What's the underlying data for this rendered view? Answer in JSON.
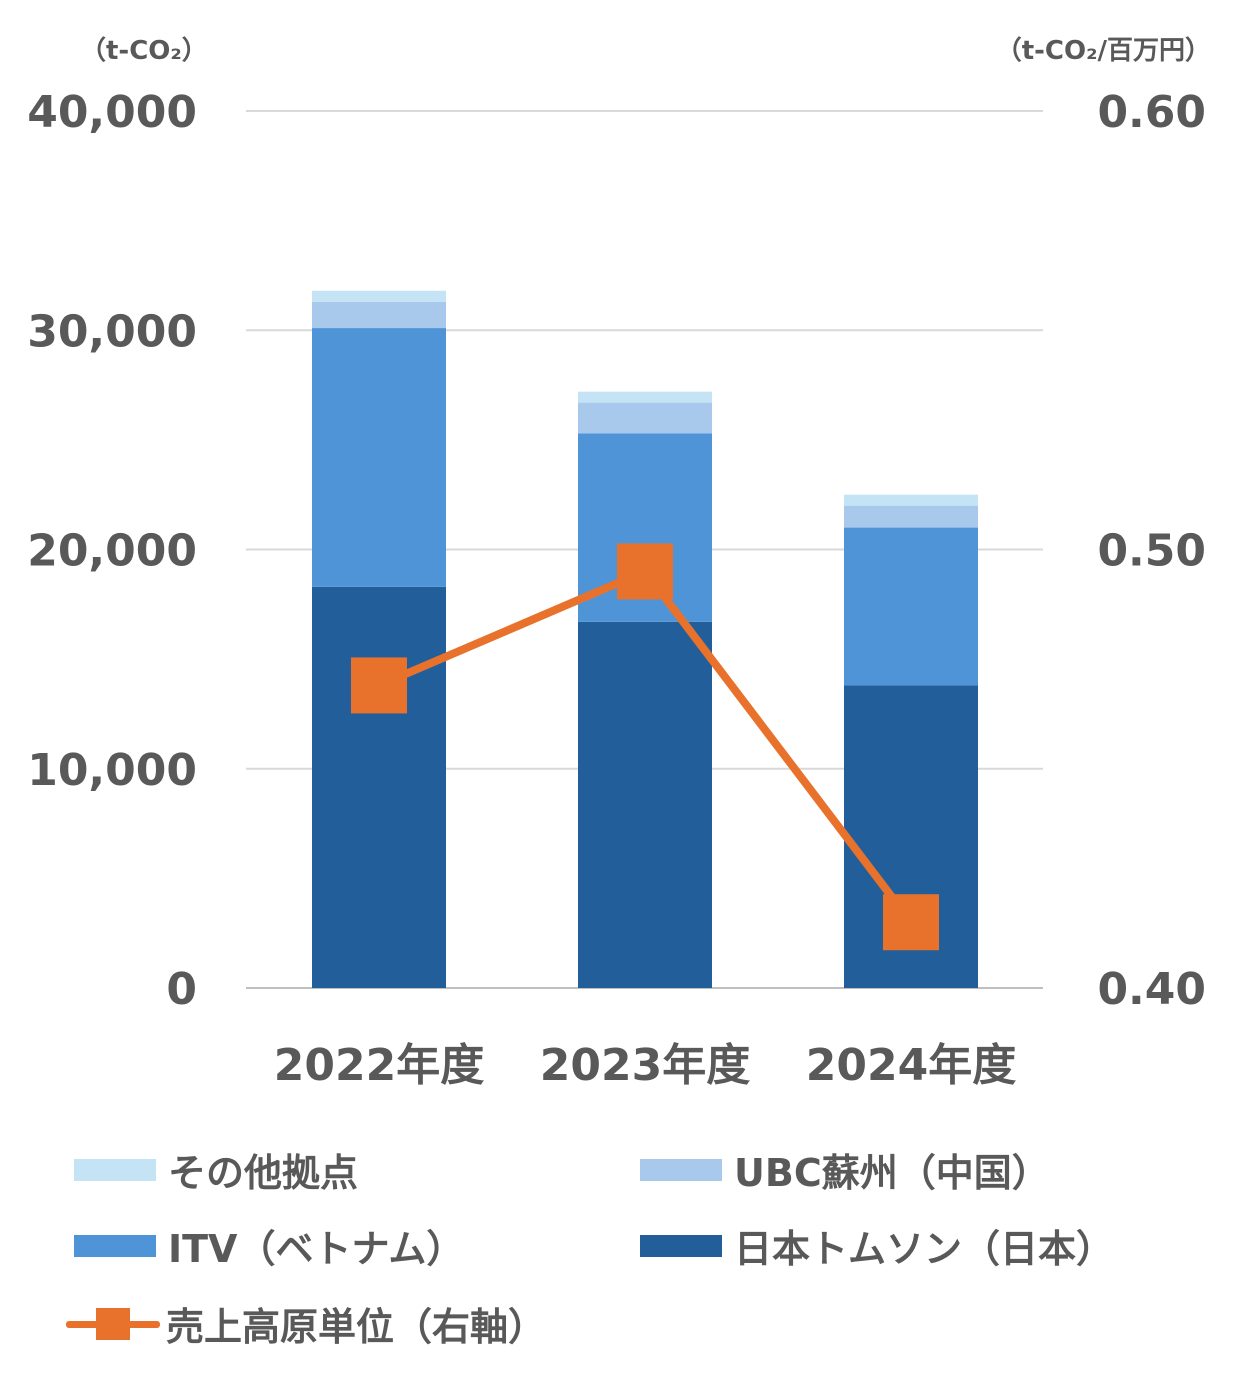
{
  "chart_data": {
    "type": "bar",
    "stacked": true,
    "categories": [
      "2022年度",
      "2023年度",
      "2024年度"
    ],
    "y_left": {
      "unit": "（t-CO₂）",
      "ticks": [
        "0",
        "10,000",
        "20,000",
        "30,000",
        "40,000"
      ],
      "ylim": [
        0,
        40000
      ]
    },
    "y_right": {
      "unit": "（t-CO₂/百万円）",
      "ticks": [
        "0.40",
        "0.50",
        "0.60"
      ],
      "ylim": [
        0.4,
        0.6
      ]
    },
    "series": [
      {
        "name": "日本トムソン（日本）",
        "color": "#225f9a",
        "values": [
          18300,
          16700,
          13800
        ]
      },
      {
        "name": "ITV（ベトナム）",
        "color": "#4f94d7",
        "values": [
          11800,
          8600,
          7200
        ]
      },
      {
        "name": "UBC蘇州（中国）",
        "color": "#a9c9ec",
        "values": [
          1200,
          1400,
          1000
        ]
      },
      {
        "name": "その他拠点",
        "color": "#c4e3f5",
        "values": [
          500,
          500,
          500
        ]
      }
    ],
    "line_series": {
      "name": "売上高原単位（右軸）",
      "color": "#e8722c",
      "axis": "right",
      "values": [
        0.469,
        0.495,
        0.415
      ]
    },
    "grid": true,
    "legend_position": "bottom"
  }
}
^^^^
Written task: Reproduce the entries above exactly. Do not include the images.

Solution to this task:
What's the underlying data for this rendered view? Answer in JSON.
{
  "chart_data": {
    "type": "bar",
    "stacked": true,
    "categories": [
      "2022年度",
      "2023年度",
      "2024年度"
    ],
    "y_left": {
      "unit": "（t-CO₂）",
      "ticks": [
        "0",
        "10,000",
        "20,000",
        "30,000",
        "40,000"
      ],
      "ylim": [
        0,
        40000
      ]
    },
    "y_right": {
      "unit": "（t-CO₂/百万円）",
      "ticks": [
        "0.40",
        "0.50",
        "0.60"
      ],
      "ylim": [
        0.4,
        0.6
      ]
    },
    "series": [
      {
        "name": "日本トムソン（日本）",
        "color": "#225f9a",
        "values": [
          18300,
          16700,
          13800
        ]
      },
      {
        "name": "ITV（ベトナム）",
        "color": "#4f94d7",
        "values": [
          11800,
          8600,
          7200
        ]
      },
      {
        "name": "UBC蘇州（中国）",
        "color": "#a9c9ec",
        "values": [
          1200,
          1400,
          1000
        ]
      },
      {
        "name": "その他拠点",
        "color": "#c4e3f5",
        "values": [
          500,
          500,
          500
        ]
      }
    ],
    "line_series": {
      "name": "売上高原単位（右軸）",
      "color": "#e8722c",
      "axis": "right",
      "values": [
        0.469,
        0.495,
        0.415
      ]
    },
    "grid": true,
    "legend_position": "bottom"
  }
}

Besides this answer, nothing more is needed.